## start Dataset extract

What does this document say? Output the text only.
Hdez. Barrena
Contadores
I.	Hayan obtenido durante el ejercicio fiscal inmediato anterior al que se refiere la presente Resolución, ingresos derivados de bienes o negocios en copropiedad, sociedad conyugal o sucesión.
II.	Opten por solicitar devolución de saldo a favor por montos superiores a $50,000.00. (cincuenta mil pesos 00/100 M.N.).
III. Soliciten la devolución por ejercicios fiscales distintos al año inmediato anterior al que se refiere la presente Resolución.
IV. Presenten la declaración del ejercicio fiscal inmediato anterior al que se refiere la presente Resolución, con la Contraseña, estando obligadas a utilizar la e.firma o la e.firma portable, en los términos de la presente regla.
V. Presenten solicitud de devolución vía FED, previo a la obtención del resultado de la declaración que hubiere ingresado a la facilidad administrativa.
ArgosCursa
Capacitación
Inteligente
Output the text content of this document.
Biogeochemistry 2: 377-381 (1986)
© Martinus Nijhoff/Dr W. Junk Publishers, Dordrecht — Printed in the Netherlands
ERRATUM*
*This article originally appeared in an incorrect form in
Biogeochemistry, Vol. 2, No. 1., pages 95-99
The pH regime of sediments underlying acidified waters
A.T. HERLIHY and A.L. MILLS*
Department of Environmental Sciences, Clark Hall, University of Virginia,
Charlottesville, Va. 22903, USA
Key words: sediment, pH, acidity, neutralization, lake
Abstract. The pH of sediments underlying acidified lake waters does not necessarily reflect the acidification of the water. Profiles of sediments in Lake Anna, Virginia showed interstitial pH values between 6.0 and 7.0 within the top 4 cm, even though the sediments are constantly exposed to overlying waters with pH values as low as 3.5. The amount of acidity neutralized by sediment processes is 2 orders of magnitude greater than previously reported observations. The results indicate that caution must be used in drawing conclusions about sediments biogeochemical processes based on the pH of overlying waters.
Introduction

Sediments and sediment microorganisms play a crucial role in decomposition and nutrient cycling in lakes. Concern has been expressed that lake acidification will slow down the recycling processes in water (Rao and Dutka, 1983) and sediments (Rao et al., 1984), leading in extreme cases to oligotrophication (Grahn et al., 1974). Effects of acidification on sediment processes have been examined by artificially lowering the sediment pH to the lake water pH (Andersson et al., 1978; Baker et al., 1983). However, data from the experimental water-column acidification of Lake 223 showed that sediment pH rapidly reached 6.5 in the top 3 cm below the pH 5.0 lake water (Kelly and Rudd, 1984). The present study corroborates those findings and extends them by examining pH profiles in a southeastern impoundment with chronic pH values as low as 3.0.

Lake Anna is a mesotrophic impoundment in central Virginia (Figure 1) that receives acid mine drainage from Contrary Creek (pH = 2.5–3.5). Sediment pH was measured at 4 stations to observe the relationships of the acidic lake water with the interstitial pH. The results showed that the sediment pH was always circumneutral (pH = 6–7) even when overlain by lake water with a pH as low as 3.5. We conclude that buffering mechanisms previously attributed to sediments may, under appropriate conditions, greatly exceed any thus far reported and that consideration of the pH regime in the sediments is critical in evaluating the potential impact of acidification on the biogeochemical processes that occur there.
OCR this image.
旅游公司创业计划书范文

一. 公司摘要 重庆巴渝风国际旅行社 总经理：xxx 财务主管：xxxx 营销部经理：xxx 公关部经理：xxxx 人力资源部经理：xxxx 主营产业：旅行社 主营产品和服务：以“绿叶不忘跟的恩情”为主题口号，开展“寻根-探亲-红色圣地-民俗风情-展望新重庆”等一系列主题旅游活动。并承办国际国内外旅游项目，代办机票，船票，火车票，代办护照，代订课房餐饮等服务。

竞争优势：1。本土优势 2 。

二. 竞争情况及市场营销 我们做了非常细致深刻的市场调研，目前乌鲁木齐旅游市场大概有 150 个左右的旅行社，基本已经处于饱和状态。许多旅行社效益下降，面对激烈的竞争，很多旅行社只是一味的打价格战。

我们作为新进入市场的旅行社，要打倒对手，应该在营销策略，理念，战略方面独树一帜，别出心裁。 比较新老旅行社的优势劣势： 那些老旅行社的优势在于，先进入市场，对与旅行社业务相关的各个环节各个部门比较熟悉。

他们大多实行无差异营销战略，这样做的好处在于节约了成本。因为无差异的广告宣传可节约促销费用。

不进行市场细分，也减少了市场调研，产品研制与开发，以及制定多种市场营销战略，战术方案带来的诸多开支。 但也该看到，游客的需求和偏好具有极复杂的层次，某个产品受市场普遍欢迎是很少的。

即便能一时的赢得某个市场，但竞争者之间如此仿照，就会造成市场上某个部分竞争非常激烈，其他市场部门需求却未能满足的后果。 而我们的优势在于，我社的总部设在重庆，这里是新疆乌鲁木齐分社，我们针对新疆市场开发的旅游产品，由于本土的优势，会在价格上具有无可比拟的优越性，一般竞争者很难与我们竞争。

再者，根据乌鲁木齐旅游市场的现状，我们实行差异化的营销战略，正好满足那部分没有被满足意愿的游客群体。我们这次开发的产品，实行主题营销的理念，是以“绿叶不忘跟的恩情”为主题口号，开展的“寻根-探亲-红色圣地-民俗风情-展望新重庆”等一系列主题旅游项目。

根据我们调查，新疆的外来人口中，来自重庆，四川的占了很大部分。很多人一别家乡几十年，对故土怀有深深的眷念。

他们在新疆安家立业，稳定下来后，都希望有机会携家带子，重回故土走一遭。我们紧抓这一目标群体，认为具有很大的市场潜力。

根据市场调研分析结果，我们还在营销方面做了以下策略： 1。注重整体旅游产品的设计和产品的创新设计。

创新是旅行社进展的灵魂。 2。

## end Dataset extract

» Stated problem: Your answer should be only a number: how many lines of the data above contain the string "anterior"?

» Output for this task: 3